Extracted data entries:
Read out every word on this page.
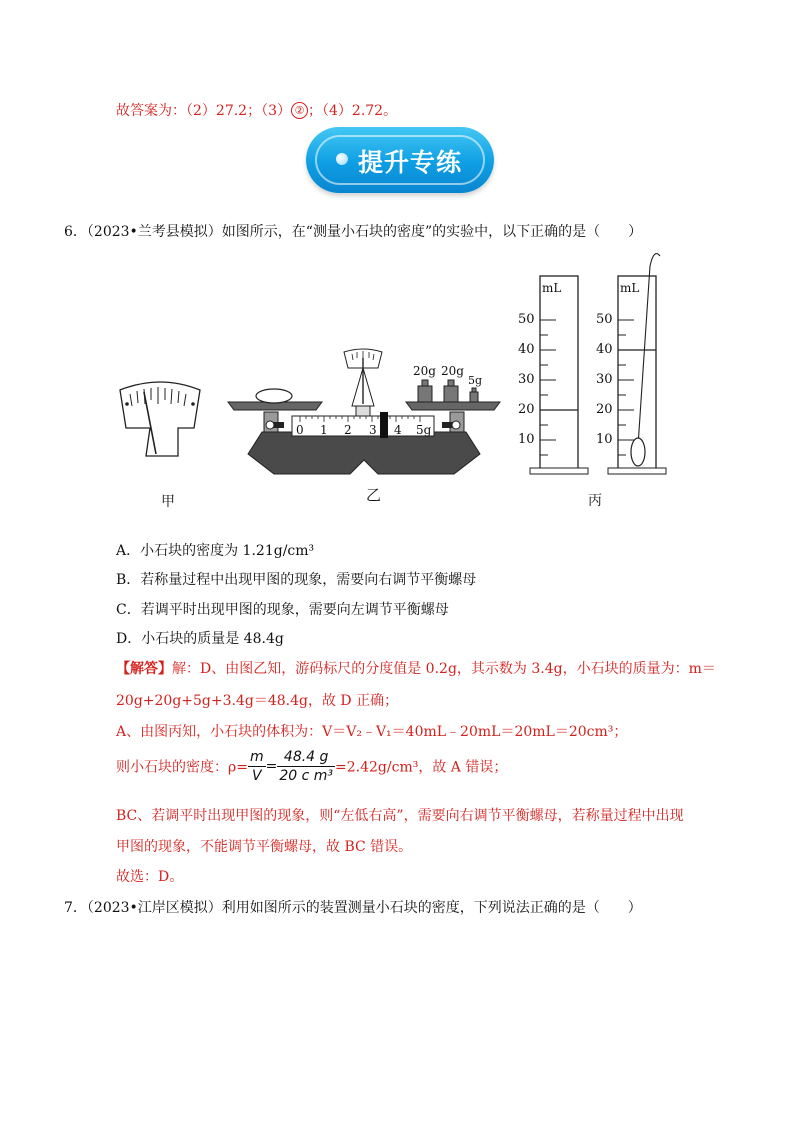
故答案为：（2）27.2；（3） ② ；（4）2.72。
提升专练
6．（2023•兰考县模拟）如图所示，在“测量小石块的密度”的实验中，以下正确的是（　　）
甲
20g 20g
5g
0 1 2 3 4 5g
乙
mL	mL
50
40
30
20
10
50
40
30
20
10
丙
A．小石块的密度为 1.21g/cm³
B．若称量过程中出现甲图的现象，需要向右调节平衡螺母
C．若调平时出现甲图的现象，需要向左调节平衡螺母
D．小石块的质量是 48.4g
【解答】解：D、由图乙知，游码标尺的分度值是 0.2g，其示数为 3.4g，小石块的质量为：m＝
20g+20g+5g+3.4g＝48.4g，故 D 正确；
A、由图丙知，小石块的体积为：V＝V₂﹣V₁＝40mL﹣20mL＝20mL＝20cm³；
则小石块的密度：$\rho= \frac{m}{V} = \frac{48.4 g}{\text{20 c m³}} =2.42g/cm^3$，故 A 错误；
BC、若调平时出现甲图的现象，则“左低右高”，需要向右调节平衡螺母，若称量过程中出现
甲图的现象，不能调节平衡螺母，故 BC 错误。
故选：D。
7．（2023•江岸区模拟）利用如图所示的装置测量小石块的密度，下列说法正确的是（　　）
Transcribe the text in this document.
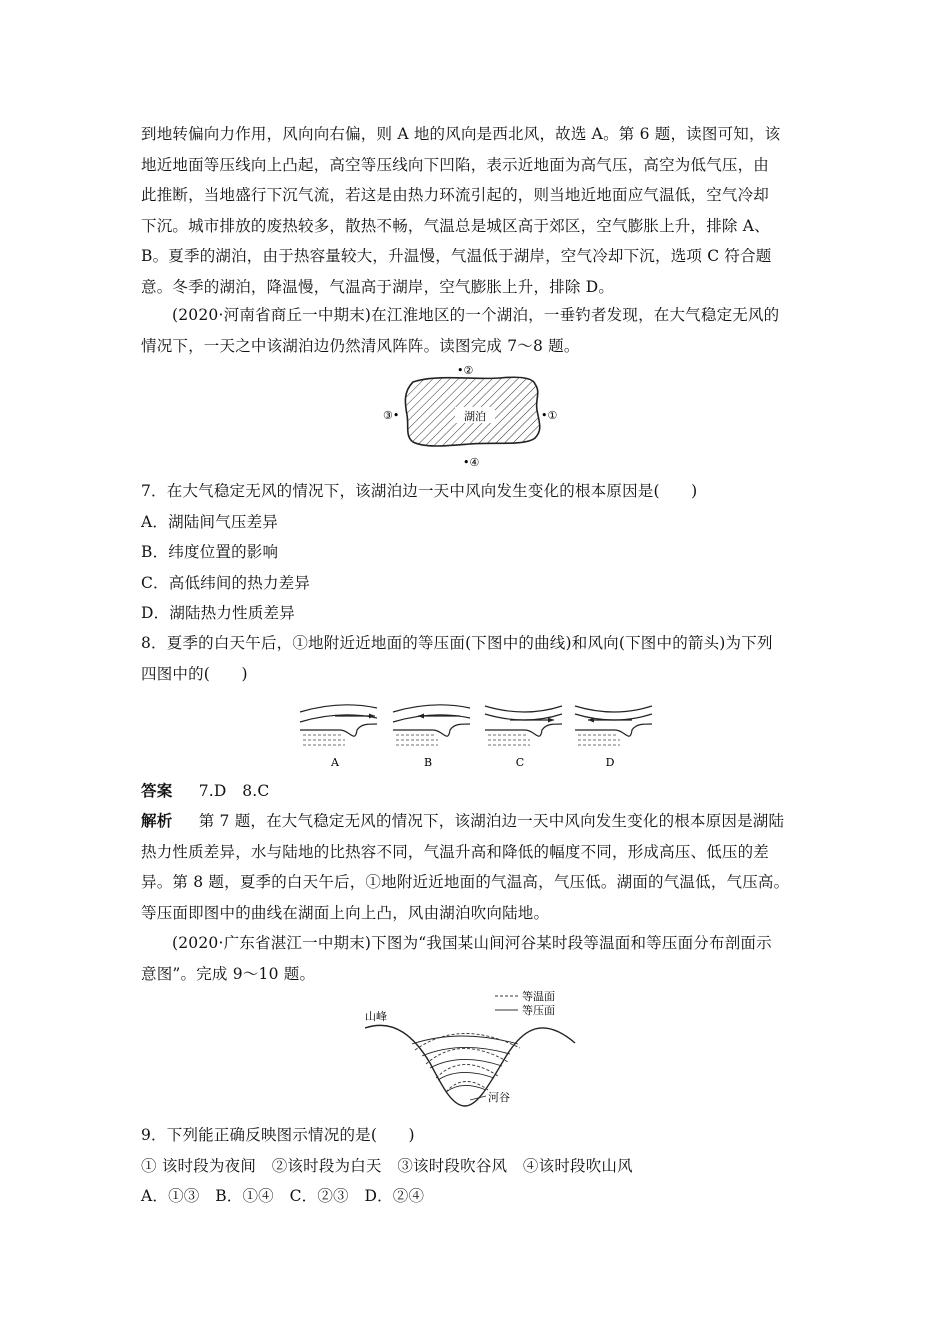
到地转偏向力作用，风向向右偏，则 A 地的风向是西北风，故选 A。第 6 题，读图可知，该
地近地面等压线向上凸起，高空等压线向下凹陷，表示近地面为高气压，高空为低气压，由
此推断，当地盛行下沉气流，若这是由热力环流引起的，则当地近地面应气温低，空气冷却
下沉。城市排放的废热较多，散热不畅，气温总是城区高于郊区，空气膨胀上升，排除 A、
B。夏季的湖泊，由于热容量较大，升温慢，气温低于湖岸，空气冷却下沉，选项 C 符合题
意。冬季的湖泊，降温慢，气温高于湖岸，空气膨胀上升，排除 D。
(2020·河南省商丘一中期末)在江淮地区的一个湖泊，一垂钓者发现，在大气稳定无风的
情况下，一天之中该湖泊边仍然清风阵阵。读图完成 7～8 题。
湖泊
•②
•①
③•
•④
7．在大气稳定无风的情况下，该湖泊边一天中风向发生变化的根本原因是(　　)
A．湖陆间气压差异
B．纬度位置的影响
C．高低纬间的热力差异
D．湖陆热力性质差异
8．夏季的白天午后，①地附近近地面的等压面(下图中的曲线)和风向(下图中的箭头)为下列
四图中的(　　)
A	B	C	D
答案 7.D　8.C
解析 第 7 题，在大气稳定无风的情况下，该湖泊边一天中风向发生变化的根本原因是湖陆
热力性质差异，水与陆地的比热容不同，气温升高和降低的幅度不同，形成高压、低压的差
异。第 8 题，夏季的白天午后，①地附近近地面的气温高，气压低。湖面的气温低，气压高。
等压面即图中的曲线在湖面上向上凸，风由湖泊吹向陆地。
(2020·广东省湛江一中期末)下图为“我国某山间河谷某时段等温面和等压面分布剖面示
意图”。完成 9～10 题。
等温面
等压面
山峰
河谷
9．下列能正确反映图示情况的是(　　)
① 该时段为夜间　②该时段为白天　③该时段吹谷风　④该时段吹山风
A．①③　B．①④　C．②③　D．②④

• _Task_:
Check each line above for the word "需要向右调节平衡螺母" and copy the ones that have it.

• _Full solution_:
B．若称量过程中出现甲图的现象，需要向右调节平衡螺母
BC、若调平时出现甲图的现象，则“左低右高”，需要向右调节平衡螺母，若称量过程中出现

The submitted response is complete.